Written exercise.
Render the data from its first line up to and including the line with "bullet-item: GMOD test" as a numbered list, leaving out any blank lines.
━━━
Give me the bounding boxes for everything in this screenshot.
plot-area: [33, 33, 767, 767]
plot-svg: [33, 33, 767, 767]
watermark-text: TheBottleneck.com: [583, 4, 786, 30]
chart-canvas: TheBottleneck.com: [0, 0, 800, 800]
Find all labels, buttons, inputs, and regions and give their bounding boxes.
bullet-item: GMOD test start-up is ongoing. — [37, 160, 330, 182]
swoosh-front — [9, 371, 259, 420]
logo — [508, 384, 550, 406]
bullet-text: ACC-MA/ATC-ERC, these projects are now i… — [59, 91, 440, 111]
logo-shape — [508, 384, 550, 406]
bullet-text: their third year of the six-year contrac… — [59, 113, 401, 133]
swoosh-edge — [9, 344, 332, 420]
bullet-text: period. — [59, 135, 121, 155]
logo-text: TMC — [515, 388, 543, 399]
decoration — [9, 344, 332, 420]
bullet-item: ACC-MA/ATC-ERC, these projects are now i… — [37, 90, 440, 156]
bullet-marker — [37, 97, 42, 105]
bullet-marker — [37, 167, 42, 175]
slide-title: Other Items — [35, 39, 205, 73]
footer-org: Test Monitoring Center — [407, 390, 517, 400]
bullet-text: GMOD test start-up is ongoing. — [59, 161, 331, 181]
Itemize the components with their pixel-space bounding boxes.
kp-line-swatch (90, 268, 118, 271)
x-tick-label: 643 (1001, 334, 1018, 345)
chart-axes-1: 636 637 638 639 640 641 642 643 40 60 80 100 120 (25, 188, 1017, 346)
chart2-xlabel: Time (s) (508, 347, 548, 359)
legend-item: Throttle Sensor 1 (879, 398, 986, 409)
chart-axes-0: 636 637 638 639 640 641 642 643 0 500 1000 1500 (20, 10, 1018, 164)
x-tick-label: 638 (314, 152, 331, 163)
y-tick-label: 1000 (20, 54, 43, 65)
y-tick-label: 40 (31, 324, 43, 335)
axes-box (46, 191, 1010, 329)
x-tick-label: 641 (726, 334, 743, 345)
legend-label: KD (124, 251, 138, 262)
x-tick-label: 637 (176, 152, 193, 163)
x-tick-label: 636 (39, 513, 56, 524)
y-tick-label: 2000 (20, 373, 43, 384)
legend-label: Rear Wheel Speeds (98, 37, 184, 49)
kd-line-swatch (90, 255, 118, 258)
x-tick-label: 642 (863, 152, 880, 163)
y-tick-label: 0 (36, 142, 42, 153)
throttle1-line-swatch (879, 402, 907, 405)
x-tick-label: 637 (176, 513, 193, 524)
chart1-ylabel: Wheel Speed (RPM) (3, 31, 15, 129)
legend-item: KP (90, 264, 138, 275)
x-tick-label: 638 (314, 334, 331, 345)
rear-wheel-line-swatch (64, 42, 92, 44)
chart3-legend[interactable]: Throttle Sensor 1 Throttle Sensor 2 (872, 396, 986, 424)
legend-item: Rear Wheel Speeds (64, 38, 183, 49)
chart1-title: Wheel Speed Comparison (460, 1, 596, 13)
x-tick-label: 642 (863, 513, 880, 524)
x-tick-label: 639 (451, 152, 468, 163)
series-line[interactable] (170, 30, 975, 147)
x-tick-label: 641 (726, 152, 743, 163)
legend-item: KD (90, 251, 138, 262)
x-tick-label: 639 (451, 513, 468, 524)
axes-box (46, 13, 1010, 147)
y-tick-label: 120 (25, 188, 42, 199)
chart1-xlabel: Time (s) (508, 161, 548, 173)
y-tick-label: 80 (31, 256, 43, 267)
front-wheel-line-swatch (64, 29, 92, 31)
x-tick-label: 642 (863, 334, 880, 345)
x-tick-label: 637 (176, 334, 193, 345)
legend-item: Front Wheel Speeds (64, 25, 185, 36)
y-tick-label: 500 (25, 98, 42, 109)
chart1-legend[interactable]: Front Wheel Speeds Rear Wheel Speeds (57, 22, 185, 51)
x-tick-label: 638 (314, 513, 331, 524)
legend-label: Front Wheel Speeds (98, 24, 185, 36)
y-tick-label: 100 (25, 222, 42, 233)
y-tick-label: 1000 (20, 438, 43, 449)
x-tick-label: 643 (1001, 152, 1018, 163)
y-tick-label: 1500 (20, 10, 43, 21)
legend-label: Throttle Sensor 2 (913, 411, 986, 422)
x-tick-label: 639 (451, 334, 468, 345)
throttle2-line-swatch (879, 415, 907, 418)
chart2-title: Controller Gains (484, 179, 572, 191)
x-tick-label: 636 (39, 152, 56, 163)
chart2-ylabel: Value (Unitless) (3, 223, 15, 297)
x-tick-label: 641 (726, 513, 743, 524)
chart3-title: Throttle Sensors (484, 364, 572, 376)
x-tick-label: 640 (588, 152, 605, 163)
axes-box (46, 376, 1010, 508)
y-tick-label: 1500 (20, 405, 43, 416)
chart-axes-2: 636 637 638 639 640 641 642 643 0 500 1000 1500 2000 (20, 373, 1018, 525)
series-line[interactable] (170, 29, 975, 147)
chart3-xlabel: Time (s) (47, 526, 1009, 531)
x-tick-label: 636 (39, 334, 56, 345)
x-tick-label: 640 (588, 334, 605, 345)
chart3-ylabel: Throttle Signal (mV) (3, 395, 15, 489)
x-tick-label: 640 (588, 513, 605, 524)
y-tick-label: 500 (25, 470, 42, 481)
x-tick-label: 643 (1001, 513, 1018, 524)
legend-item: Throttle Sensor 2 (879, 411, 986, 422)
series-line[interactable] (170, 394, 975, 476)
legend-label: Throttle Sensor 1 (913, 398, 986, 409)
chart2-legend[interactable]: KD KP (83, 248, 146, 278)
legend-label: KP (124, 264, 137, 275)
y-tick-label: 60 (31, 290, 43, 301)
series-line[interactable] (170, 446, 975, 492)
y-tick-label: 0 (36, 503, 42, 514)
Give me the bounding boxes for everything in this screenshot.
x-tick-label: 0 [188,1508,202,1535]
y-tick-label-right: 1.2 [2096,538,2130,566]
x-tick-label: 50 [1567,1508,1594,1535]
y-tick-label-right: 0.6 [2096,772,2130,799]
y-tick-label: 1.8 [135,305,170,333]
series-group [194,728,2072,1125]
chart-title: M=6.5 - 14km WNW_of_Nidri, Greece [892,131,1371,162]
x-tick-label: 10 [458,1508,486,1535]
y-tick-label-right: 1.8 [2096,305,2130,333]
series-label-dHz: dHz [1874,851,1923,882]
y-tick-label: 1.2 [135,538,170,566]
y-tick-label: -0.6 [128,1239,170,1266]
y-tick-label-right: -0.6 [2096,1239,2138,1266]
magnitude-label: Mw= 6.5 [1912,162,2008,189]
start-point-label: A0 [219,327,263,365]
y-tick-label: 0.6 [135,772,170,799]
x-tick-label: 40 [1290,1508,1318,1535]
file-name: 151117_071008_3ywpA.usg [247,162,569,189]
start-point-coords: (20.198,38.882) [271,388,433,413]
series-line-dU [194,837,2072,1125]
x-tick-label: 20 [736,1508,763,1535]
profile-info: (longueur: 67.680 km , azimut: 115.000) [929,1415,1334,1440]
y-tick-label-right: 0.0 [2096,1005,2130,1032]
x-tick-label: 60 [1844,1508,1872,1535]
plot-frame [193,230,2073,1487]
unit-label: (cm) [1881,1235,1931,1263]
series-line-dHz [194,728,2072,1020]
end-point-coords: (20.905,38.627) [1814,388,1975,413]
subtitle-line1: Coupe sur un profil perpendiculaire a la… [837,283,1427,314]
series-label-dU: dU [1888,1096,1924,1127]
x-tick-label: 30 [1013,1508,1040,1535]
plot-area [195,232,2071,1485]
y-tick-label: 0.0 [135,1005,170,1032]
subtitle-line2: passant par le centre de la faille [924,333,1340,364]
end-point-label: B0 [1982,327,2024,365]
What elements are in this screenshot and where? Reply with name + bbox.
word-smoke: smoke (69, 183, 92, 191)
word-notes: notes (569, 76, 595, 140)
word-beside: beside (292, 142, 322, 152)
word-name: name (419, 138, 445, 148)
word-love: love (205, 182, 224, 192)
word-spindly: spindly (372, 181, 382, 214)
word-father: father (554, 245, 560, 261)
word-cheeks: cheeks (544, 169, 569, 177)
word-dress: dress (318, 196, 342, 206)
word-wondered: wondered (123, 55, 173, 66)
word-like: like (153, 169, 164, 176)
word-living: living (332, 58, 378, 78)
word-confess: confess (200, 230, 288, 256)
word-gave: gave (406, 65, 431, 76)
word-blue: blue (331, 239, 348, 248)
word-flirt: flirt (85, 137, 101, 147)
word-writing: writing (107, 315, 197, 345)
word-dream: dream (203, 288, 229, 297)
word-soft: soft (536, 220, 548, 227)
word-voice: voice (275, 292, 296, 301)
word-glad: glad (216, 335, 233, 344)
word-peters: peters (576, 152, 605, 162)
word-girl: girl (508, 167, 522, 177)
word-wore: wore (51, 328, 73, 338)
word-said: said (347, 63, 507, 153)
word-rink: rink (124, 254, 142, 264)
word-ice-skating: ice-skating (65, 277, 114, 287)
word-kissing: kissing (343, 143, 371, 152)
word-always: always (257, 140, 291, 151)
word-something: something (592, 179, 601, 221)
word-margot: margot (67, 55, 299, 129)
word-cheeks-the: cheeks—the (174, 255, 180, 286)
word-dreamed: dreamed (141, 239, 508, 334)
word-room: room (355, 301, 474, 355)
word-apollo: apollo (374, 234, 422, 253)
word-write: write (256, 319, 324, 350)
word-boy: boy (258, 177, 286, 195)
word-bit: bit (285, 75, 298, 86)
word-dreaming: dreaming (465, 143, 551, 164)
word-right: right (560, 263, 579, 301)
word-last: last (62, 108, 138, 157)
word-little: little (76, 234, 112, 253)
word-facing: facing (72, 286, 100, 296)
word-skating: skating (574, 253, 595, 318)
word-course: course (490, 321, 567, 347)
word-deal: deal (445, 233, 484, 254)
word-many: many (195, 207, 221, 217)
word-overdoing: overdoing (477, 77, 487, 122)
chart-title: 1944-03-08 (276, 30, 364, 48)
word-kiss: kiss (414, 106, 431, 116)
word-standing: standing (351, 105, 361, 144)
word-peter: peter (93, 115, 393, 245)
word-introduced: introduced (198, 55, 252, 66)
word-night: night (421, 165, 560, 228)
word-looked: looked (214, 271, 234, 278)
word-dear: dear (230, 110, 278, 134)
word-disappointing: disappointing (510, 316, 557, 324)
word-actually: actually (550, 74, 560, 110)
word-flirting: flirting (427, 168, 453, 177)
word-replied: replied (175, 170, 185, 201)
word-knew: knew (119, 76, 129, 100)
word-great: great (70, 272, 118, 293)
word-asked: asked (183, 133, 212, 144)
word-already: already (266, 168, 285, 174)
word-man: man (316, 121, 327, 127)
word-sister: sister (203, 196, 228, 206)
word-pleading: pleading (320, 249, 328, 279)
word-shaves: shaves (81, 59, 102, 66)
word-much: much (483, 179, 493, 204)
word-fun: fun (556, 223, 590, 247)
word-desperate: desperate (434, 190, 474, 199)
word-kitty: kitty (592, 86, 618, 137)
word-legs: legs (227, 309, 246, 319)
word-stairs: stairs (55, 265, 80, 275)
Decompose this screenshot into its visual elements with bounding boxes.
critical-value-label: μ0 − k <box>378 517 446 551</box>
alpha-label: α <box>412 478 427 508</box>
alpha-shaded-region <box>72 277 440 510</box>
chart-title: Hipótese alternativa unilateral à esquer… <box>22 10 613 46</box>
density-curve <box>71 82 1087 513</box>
━━━
Task result.
1. Give me the bounding boxes for everything in this screenshot.
2. plot-area: [33, 33, 767, 767]
3. plot-svg: [33, 33, 767, 767]
4. watermark-text: TheBottleneck.com: [583, 4, 786, 30]
5. chart-canvas: TheBottleneck.com: [0, 0, 800, 800]
6. Find all labels, buttons, inputs, and regions and give their bounding boxes.
7. bullet-item: GMOD test start-up is ongoing. — [37, 160, 330, 182]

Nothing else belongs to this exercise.